**Exercise objective**: Look for "유리판이" in each line of the entries, and return the matching lines.

**Dataset records**:
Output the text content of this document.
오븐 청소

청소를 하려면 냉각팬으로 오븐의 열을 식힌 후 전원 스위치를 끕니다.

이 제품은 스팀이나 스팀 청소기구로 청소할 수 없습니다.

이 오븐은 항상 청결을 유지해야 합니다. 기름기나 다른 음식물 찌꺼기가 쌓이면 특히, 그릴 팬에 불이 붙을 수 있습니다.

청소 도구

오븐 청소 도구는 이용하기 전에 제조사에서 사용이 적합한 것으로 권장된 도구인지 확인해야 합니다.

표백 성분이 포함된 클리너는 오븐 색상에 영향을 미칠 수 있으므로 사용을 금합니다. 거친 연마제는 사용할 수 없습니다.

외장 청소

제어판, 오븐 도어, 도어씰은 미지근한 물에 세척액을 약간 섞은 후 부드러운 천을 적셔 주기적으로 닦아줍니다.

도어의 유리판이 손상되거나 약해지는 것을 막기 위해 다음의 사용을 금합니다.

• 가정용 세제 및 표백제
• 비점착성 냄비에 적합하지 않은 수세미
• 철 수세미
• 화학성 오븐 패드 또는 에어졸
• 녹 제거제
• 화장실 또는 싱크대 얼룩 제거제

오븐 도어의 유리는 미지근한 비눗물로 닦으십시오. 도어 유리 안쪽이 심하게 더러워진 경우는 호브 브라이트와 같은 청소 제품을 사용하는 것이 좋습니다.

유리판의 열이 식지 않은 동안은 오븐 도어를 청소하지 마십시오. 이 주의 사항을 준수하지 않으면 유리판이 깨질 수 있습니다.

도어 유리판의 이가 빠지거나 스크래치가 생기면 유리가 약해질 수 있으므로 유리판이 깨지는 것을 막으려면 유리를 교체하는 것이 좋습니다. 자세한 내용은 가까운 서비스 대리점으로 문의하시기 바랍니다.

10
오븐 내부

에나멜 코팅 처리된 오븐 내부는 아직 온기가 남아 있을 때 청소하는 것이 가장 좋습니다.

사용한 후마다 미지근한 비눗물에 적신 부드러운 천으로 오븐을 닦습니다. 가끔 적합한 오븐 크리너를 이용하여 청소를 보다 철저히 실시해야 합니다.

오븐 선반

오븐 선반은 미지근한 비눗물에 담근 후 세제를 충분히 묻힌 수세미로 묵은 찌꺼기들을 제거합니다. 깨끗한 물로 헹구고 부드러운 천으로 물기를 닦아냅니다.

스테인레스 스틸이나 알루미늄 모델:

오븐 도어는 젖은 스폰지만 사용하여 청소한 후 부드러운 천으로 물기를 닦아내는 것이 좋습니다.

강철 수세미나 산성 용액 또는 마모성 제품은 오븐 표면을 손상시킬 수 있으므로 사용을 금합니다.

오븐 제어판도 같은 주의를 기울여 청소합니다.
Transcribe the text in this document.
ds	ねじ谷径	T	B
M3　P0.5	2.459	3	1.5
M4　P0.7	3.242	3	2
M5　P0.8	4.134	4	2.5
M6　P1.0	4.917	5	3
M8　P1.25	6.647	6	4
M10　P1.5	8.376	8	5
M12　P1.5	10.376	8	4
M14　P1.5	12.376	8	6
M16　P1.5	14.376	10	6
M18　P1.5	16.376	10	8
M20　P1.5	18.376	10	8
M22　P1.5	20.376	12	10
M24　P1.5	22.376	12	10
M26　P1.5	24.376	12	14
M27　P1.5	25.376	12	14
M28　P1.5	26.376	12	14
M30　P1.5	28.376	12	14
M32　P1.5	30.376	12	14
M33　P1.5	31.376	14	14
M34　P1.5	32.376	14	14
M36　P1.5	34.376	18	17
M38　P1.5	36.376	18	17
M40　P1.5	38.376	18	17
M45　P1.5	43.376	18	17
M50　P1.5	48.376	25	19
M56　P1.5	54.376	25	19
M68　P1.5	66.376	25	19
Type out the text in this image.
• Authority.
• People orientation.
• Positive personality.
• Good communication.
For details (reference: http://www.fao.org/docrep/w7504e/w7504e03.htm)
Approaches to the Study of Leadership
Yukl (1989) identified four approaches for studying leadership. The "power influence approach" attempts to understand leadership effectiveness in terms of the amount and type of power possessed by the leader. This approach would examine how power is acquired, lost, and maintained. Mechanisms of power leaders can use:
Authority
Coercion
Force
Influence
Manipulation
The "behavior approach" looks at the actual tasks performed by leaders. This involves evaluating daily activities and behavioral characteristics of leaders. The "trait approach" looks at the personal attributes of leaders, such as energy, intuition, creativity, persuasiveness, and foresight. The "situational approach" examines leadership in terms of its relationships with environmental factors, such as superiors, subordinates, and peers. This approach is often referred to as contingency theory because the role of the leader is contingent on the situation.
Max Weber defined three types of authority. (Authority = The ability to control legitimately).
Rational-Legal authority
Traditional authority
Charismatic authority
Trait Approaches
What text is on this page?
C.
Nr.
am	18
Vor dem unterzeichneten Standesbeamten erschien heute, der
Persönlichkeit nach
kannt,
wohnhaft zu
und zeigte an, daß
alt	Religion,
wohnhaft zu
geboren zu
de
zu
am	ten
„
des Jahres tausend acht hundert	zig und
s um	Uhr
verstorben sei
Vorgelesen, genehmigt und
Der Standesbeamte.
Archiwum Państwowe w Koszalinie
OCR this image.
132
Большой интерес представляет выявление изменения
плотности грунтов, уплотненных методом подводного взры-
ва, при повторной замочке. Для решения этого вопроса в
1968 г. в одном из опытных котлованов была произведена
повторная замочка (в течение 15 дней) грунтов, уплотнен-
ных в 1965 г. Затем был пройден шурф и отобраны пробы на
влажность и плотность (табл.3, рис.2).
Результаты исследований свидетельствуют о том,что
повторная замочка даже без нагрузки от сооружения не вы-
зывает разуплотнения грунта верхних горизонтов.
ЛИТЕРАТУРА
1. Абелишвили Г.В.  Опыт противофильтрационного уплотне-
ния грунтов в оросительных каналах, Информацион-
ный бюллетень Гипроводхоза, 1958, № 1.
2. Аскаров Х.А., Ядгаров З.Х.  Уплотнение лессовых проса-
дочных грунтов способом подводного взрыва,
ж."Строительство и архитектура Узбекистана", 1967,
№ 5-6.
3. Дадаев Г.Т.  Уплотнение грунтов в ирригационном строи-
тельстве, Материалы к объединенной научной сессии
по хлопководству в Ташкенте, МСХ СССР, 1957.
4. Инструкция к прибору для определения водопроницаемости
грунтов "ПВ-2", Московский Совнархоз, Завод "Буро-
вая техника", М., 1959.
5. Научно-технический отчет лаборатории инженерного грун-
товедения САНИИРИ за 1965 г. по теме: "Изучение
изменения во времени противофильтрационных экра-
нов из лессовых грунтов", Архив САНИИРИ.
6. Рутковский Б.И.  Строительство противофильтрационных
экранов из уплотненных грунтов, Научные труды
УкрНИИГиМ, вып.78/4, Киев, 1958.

**In response**:
도어의 유리판이 손상되거나 약해지는 것을 막기 위해 다음의 사용을 금합니다.
유리판의 열이 식지 않은 동안은 오븐 도어를 청소하지 마십시오. 이 주의 사항을 준수하지 않으면 유리판이 깨질 수 있습니다.
도어 유리판의 이가 빠지거나 스크래치가 생기면 유리가 약해질 수 있으므로 유리판이 깨지는 것을 막으려면 유리를 교체하는 것이 좋습니다. 자세한 내용은 가까운 서비스 대리점으로 문의하시기 바랍니다.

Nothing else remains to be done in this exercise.